BEGIN

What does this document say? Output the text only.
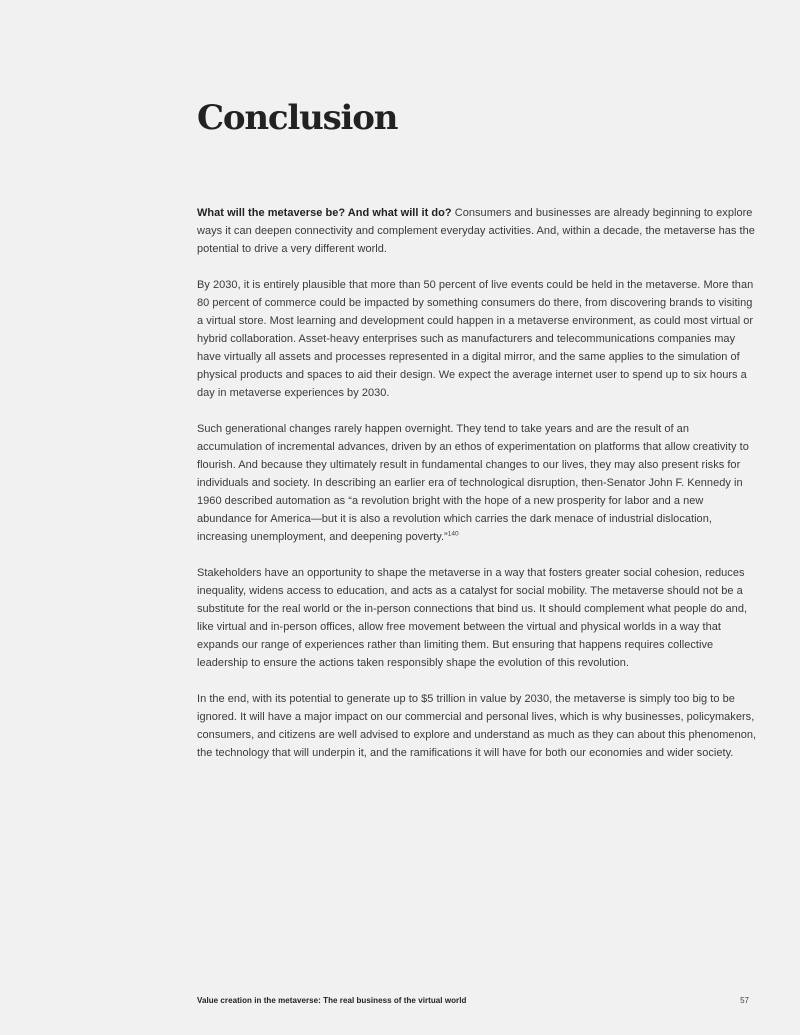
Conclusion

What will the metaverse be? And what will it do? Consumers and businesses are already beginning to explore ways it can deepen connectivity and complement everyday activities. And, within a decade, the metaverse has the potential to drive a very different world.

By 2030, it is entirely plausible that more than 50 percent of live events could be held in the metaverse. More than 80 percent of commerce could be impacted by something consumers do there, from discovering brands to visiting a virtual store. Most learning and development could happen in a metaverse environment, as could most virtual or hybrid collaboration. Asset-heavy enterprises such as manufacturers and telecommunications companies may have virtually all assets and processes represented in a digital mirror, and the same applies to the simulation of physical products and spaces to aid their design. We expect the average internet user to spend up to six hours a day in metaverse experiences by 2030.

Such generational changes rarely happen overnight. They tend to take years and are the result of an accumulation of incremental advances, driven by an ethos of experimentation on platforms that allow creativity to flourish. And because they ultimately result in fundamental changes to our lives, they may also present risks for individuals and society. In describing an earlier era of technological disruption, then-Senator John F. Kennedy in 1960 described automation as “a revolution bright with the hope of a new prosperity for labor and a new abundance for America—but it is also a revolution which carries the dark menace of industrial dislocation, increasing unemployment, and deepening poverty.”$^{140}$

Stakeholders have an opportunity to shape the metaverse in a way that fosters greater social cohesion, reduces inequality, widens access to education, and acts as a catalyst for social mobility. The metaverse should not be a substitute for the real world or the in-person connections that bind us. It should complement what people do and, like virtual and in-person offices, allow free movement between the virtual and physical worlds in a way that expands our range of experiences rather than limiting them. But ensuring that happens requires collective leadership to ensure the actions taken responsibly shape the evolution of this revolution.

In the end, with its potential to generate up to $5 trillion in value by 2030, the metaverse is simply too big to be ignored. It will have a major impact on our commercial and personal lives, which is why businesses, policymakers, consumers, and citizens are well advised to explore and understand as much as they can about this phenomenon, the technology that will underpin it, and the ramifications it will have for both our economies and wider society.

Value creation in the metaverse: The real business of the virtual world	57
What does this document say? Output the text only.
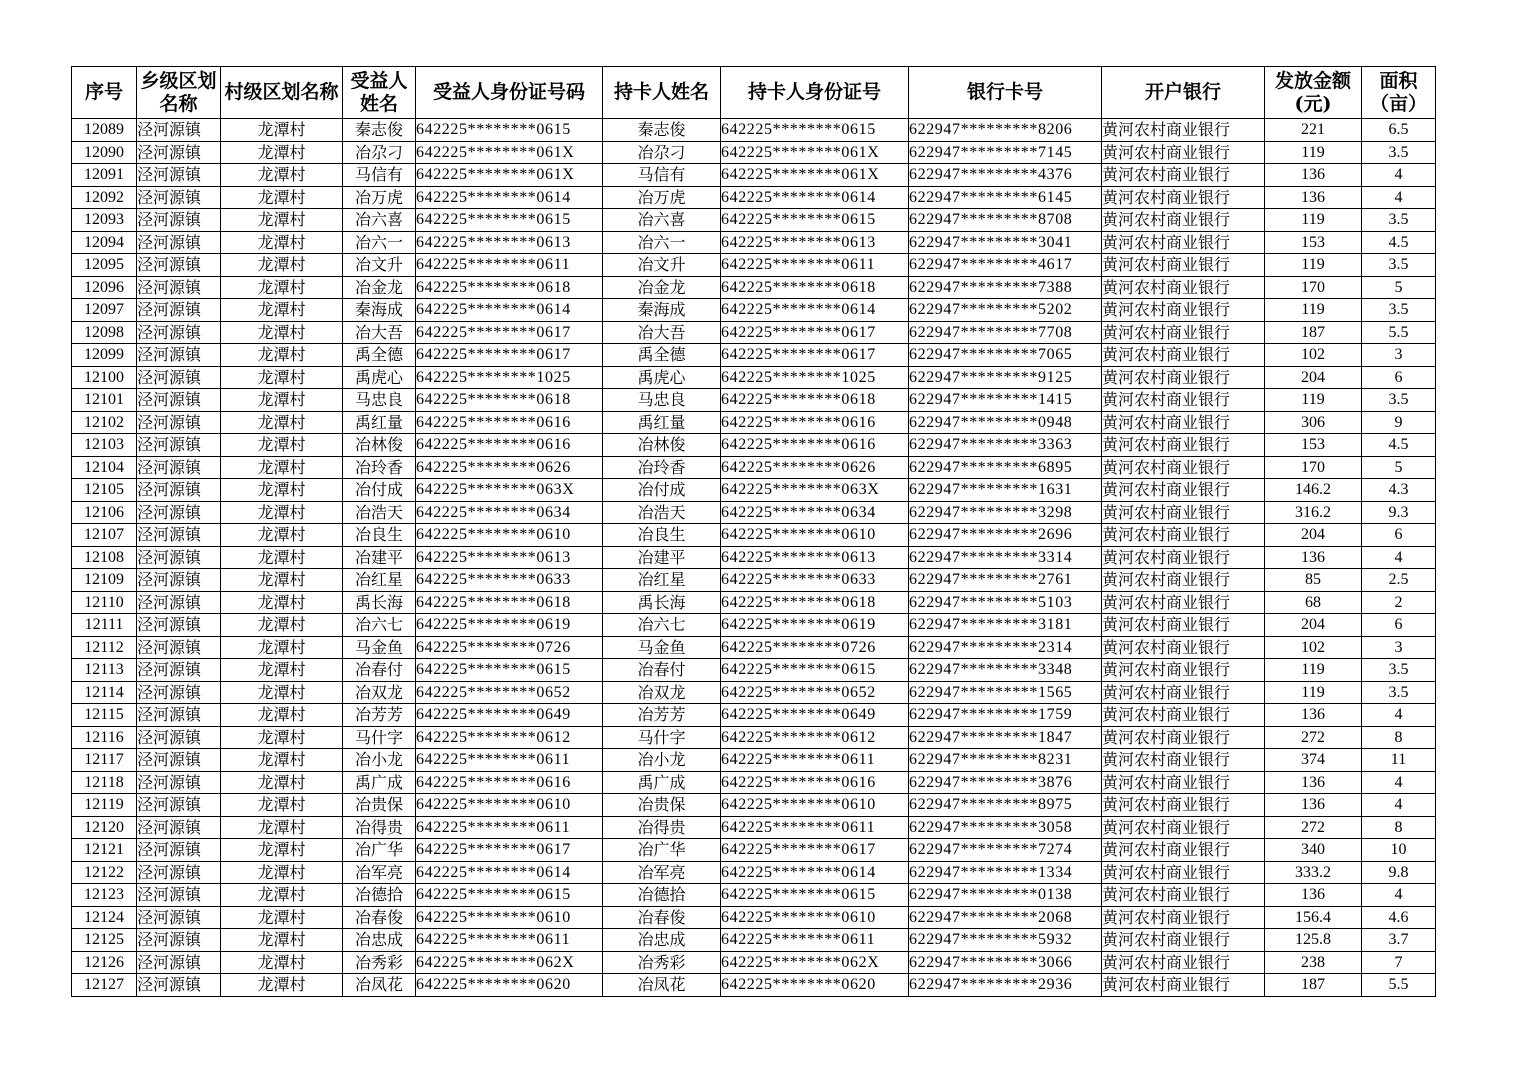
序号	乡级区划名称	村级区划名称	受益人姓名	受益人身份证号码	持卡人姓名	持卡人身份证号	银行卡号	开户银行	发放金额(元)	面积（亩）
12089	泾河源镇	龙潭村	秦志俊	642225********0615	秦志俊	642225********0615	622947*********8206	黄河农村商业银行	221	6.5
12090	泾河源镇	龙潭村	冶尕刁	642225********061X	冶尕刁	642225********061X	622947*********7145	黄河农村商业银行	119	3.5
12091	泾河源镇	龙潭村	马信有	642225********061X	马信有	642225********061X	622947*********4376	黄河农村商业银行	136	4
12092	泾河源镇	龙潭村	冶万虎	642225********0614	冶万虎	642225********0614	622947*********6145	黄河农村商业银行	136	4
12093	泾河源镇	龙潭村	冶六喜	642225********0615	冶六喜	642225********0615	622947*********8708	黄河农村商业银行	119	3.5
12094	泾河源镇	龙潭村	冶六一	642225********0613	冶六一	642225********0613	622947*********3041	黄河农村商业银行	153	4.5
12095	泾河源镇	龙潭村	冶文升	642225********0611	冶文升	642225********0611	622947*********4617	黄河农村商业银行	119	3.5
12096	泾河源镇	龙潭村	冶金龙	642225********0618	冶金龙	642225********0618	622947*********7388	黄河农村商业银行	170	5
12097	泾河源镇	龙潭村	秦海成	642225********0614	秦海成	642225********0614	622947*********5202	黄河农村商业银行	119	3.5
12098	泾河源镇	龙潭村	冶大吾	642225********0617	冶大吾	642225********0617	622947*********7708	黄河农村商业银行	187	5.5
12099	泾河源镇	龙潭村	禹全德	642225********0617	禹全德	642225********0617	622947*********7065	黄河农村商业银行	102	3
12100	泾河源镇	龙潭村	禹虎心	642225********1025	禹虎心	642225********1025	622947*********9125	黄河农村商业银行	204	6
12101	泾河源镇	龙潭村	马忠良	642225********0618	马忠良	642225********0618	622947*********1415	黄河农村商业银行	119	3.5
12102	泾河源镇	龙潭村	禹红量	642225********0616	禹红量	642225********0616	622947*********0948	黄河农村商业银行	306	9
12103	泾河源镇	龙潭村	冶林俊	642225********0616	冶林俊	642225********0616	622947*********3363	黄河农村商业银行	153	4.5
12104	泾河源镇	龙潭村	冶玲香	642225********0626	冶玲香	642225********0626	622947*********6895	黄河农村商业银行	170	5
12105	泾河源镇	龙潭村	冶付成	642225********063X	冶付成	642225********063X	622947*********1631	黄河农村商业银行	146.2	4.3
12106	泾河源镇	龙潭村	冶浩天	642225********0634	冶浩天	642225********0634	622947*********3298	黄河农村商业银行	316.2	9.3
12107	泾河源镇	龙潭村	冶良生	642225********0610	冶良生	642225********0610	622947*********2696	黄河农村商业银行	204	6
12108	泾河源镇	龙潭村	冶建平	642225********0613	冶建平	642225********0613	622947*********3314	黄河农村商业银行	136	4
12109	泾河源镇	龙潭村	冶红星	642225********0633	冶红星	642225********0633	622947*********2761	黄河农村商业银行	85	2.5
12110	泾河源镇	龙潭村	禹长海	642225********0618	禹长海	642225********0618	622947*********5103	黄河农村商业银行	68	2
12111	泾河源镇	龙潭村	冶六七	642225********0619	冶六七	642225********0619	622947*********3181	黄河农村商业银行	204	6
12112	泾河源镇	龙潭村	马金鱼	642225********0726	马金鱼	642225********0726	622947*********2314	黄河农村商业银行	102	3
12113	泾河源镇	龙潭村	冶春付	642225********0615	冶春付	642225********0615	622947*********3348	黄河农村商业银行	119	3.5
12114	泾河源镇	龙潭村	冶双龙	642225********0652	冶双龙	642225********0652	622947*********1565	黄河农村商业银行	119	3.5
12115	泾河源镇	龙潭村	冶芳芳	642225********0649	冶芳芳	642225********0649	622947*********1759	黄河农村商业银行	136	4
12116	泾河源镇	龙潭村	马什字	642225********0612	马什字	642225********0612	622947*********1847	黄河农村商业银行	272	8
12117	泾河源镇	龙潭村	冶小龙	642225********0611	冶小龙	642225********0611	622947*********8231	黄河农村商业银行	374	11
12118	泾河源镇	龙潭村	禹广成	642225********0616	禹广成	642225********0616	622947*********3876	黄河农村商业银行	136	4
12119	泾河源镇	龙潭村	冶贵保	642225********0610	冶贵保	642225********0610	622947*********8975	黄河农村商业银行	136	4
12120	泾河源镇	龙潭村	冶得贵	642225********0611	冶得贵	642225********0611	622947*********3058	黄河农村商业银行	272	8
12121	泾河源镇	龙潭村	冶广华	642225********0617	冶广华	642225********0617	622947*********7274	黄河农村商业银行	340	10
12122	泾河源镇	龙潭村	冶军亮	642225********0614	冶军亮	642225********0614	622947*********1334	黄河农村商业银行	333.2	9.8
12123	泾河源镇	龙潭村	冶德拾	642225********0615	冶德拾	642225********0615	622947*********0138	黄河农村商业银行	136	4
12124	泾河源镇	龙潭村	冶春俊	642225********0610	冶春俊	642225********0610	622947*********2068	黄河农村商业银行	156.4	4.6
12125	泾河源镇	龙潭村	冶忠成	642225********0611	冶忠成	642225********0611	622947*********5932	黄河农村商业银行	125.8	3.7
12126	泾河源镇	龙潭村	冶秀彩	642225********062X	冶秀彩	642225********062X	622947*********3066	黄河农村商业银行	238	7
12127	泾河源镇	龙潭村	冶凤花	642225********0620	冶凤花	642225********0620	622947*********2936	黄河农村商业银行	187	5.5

END

▶ **Task to complete**
Nothing in the entries above should change when they are printed again, except that the pictures are dropped.

▶ **Response to the exercise**
What does this document say? Output the text only.
Conclusion

What will the metaverse be? And what will it do? Consumers and businesses are already beginning to explore ways it can deepen connectivity and complement everyday activities. And, within a decade, the metaverse has the potential to drive a very different world.

By 2030, it is entirely plausible that more than 50 percent of live events could be held in the metaverse. More than 80 percent of commerce could be impacted by something consumers do there, from discovering brands to visiting a virtual store. Most learning and development could happen in a metaverse environment, as could most virtual or hybrid collaboration. Asset-heavy enterprises such as manufacturers and telecommunications companies may have virtually all assets and processes represented in a digital mirror, and the same applies to the simulation of physical products and spaces to aid their design. We expect the average internet user to spend up to six hours a day in metaverse experiences by 2030.

Such generational changes rarely happen overnight. They tend to take years and are the result of an accumulation of incremental advances, driven by an ethos of experimentation on platforms that allow creativity to flourish. And because they ultimately result in fundamental changes to our lives, they may also present risks for individuals and society. In describing an earlier era of technological disruption, then-Senator John F. Kennedy in 1960 described automation as “a revolution bright with the hope of a new prosperity for labor and a new abundance for America—but it is also a revolution which carries the dark menace of industrial dislocation, increasing unemployment, and deepening poverty.”$^{140}$

Stakeholders have an opportunity to shape the metaverse in a way that fosters greater social cohesion, reduces inequality, widens access to education, and acts as a catalyst for social mobility. The metaverse should not be a substitute for the real world or the in-person connections that bind us. It should complement what people do and, like virtual and in-person offices, allow free movement between the virtual and physical worlds in a way that expands our range of experiences rather than limiting them. But ensuring that happens requires collective leadership to ensure the actions taken responsibly shape the evolution of this revolution.

In the end, with its potential to generate up to $5 trillion in value by 2030, the metaverse is simply too big to be ignored. It will have a major impact on our commercial and personal lives, which is why businesses, policymakers, consumers, and citizens are well advised to explore and understand as much as they can about this phenomenon, the technology that will underpin it, and the ramifications it will have for both our economies and wider society.

Value creation in the metaverse: The real business of the virtual world	57
What does this document say? Output the text only.
序号	乡级区划名称	村级区划名称	受益人姓名	受益人身份证号码	持卡人姓名	持卡人身份证号	银行卡号	开户银行	发放金额(元)	面积（亩）
12089	泾河源镇	龙潭村	秦志俊	642225********0615	秦志俊	642225********0615	622947*********8206	黄河农村商业银行	221	6.5
12090	泾河源镇	龙潭村	冶尕刁	642225********061X	冶尕刁	642225********061X	622947*********7145	黄河农村商业银行	119	3.5
12091	泾河源镇	龙潭村	马信有	642225********061X	马信有	642225********061X	622947*********4376	黄河农村商业银行	136	4
12092	泾河源镇	龙潭村	冶万虎	642225********0614	冶万虎	642225********0614	622947*********6145	黄河农村商业银行	136	4
12093	泾河源镇	龙潭村	冶六喜	642225********0615	冶六喜	642225********0615	622947*********8708	黄河农村商业银行	119	3.5
12094	泾河源镇	龙潭村	冶六一	642225********0613	冶六一	642225********0613	622947*********3041	黄河农村商业银行	153	4.5
12095	泾河源镇	龙潭村	冶文升	642225********0611	冶文升	642225********0611	622947*********4617	黄河农村商业银行	119	3.5
12096	泾河源镇	龙潭村	冶金龙	642225********0618	冶金龙	642225********0618	622947*********7388	黄河农村商业银行	170	5
12097	泾河源镇	龙潭村	秦海成	642225********0614	秦海成	642225********0614	622947*********5202	黄河农村商业银行	119	3.5
12098	泾河源镇	龙潭村	冶大吾	642225********0617	冶大吾	642225********0617	622947*********7708	黄河农村商业银行	187	5.5
12099	泾河源镇	龙潭村	禹全德	642225********0617	禹全德	642225********0617	622947*********7065	黄河农村商业银行	102	3
12100	泾河源镇	龙潭村	禹虎心	642225********1025	禹虎心	642225********1025	622947*********9125	黄河农村商业银行	204	6
12101	泾河源镇	龙潭村	马忠良	642225********0618	马忠良	642225********0618	622947*********1415	黄河农村商业银行	119	3.5
12102	泾河源镇	龙潭村	禹红量	642225********0616	禹红量	642225********0616	622947*********0948	黄河农村商业银行	306	9
12103	泾河源镇	龙潭村	冶林俊	642225********0616	冶林俊	642225********0616	622947*********3363	黄河农村商业银行	153	4.5
12104	泾河源镇	龙潭村	冶玲香	642225********0626	冶玲香	642225********0626	622947*********6895	黄河农村商业银行	170	5
12105	泾河源镇	龙潭村	冶付成	642225********063X	冶付成	642225********063X	622947*********1631	黄河农村商业银行	146.2	4.3
12106	泾河源镇	龙潭村	冶浩天	642225********0634	冶浩天	642225********0634	622947*********3298	黄河农村商业银行	316.2	9.3
12107	泾河源镇	龙潭村	冶良生	642225********0610	冶良生	642225********0610	622947*********2696	黄河农村商业银行	204	6
12108	泾河源镇	龙潭村	冶建平	642225********0613	冶建平	642225********0613	622947*********3314	黄河农村商业银行	136	4
12109	泾河源镇	龙潭村	冶红星	642225********0633	冶红星	642225********0633	622947*********2761	黄河农村商业银行	85	2.5
12110	泾河源镇	龙潭村	禹长海	642225********0618	禹长海	642225********0618	622947*********5103	黄河农村商业银行	68	2
12111	泾河源镇	龙潭村	冶六七	642225********0619	冶六七	642225********0619	622947*********3181	黄河农村商业银行	204	6
12112	泾河源镇	龙潭村	马金鱼	642225********0726	马金鱼	642225********0726	622947*********2314	黄河农村商业银行	102	3
12113	泾河源镇	龙潭村	冶春付	642225********0615	冶春付	642225********0615	622947*********3348	黄河农村商业银行	119	3.5
12114	泾河源镇	龙潭村	冶双龙	642225********0652	冶双龙	642225********0652	622947*********1565	黄河农村商业银行	119	3.5
12115	泾河源镇	龙潭村	冶芳芳	642225********0649	冶芳芳	642225********0649	622947*********1759	黄河农村商业银行	136	4
12116	泾河源镇	龙潭村	马什字	642225********0612	马什字	642225********0612	622947*********1847	黄河农村商业银行	272	8
12117	泾河源镇	龙潭村	冶小龙	642225********0611	冶小龙	642225********0611	622947*********8231	黄河农村商业银行	374	11
12118	泾河源镇	龙潭村	禹广成	642225********0616	禹广成	642225********0616	622947*********3876	黄河农村商业银行	136	4
12119	泾河源镇	龙潭村	冶贵保	642225********0610	冶贵保	642225********0610	622947*********8975	黄河农村商业银行	136	4
12120	泾河源镇	龙潭村	冶得贵	642225********0611	冶得贵	642225********0611	622947*********3058	黄河农村商业银行	272	8
12121	泾河源镇	龙潭村	冶广华	642225********0617	冶广华	642225********0617	622947*********7274	黄河农村商业银行	340	10
12122	泾河源镇	龙潭村	冶军亮	642225********0614	冶军亮	642225********0614	622947*********1334	黄河农村商业银行	333.2	9.8
12123	泾河源镇	龙潭村	冶德拾	642225********0615	冶德拾	642225********0615	622947*********0138	黄河农村商业银行	136	4
12124	泾河源镇	龙潭村	冶春俊	642225********0610	冶春俊	642225********0610	622947*********2068	黄河农村商业银行	156.4	4.6
12125	泾河源镇	龙潭村	冶忠成	642225********0611	冶忠成	642225********0611	622947*********5932	黄河农村商业银行	125.8	3.7
12126	泾河源镇	龙潭村	冶秀彩	642225********062X	冶秀彩	642225********062X	622947*********3066	黄河农村商业银行	238	7
12127	泾河源镇	龙潭村	冶凤花	642225********0620	冶凤花	642225********0620	622947*********2936	黄河农村商业银行	187	5.5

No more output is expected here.